*Dataset rows for document pages:*

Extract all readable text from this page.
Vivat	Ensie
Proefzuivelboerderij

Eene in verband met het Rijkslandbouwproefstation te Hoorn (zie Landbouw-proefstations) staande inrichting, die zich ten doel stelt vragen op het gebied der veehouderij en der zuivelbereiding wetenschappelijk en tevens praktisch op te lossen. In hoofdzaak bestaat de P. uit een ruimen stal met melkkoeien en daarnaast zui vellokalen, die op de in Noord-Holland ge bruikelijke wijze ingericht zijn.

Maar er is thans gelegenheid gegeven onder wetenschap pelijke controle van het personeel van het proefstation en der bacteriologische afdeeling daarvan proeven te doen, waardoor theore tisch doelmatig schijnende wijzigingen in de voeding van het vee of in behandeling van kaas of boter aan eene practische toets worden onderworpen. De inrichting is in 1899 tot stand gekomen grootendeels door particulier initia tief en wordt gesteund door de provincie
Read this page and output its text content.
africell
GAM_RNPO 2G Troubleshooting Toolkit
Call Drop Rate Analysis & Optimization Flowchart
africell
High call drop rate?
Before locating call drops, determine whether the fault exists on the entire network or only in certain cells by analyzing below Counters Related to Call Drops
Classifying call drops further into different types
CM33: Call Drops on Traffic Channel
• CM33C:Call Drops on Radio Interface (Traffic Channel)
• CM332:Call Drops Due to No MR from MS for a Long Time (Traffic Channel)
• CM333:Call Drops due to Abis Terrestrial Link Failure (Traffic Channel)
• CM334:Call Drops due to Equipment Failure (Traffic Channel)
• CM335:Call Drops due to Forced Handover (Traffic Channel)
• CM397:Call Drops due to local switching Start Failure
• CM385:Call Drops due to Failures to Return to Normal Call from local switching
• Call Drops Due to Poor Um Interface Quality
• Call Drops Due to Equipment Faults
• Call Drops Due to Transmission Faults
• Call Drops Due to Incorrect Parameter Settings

*Task:* What is needed here is an exact transcription of the records above.

*Result of the task:*
Extract all readable text from this page.
Vivat	Ensie
Proefzuivelboerderij

Eene in verband met het Rijkslandbouwproefstation te Hoorn (zie Landbouw-proefstations) staande inrichting, die zich ten doel stelt vragen op het gebied der veehouderij en der zuivelbereiding wetenschappelijk en tevens praktisch op te lossen. In hoofdzaak bestaat de P. uit een ruimen stal met melkkoeien en daarnaast zui vellokalen, die op de in Noord-Holland ge bruikelijke wijze ingericht zijn.

Maar er is thans gelegenheid gegeven onder wetenschap pelijke controle van het personeel van het proefstation en der bacteriologische afdeeling daarvan proeven te doen, waardoor theore tisch doelmatig schijnende wijzigingen in de voeding van het vee of in behandeling van kaas of boter aan eene practische toets worden onderworpen. De inrichting is in 1899 tot stand gekomen grootendeels door particulier initia tief en wordt gesteund door de provincie
Read this page and output its text content.
africell
GAM_RNPO 2G Troubleshooting Toolkit
Call Drop Rate Analysis & Optimization Flowchart
africell
High call drop rate?
Before locating call drops, determine whether the fault exists on the entire network or only in certain cells by analyzing below Counters Related to Call Drops
Classifying call drops further into different types
CM33: Call Drops on Traffic Channel
• CM33C:Call Drops on Radio Interface (Traffic Channel)
• CM332:Call Drops Due to No MR from MS for a Long Time (Traffic Channel)
• CM333:Call Drops due to Abis Terrestrial Link Failure (Traffic Channel)
• CM334:Call Drops due to Equipment Failure (Traffic Channel)
• CM335:Call Drops due to Forced Handover (Traffic Channel)
• CM397:Call Drops due to local switching Start Failure
• CM385:Call Drops due to Failures to Return to Normal Call from local switching
• Call Drops Due to Poor Um Interface Quality
• Call Drops Due to Equipment Faults
• Call Drops Due to Transmission Faults
• Call Drops Due to Incorrect Parameter Settings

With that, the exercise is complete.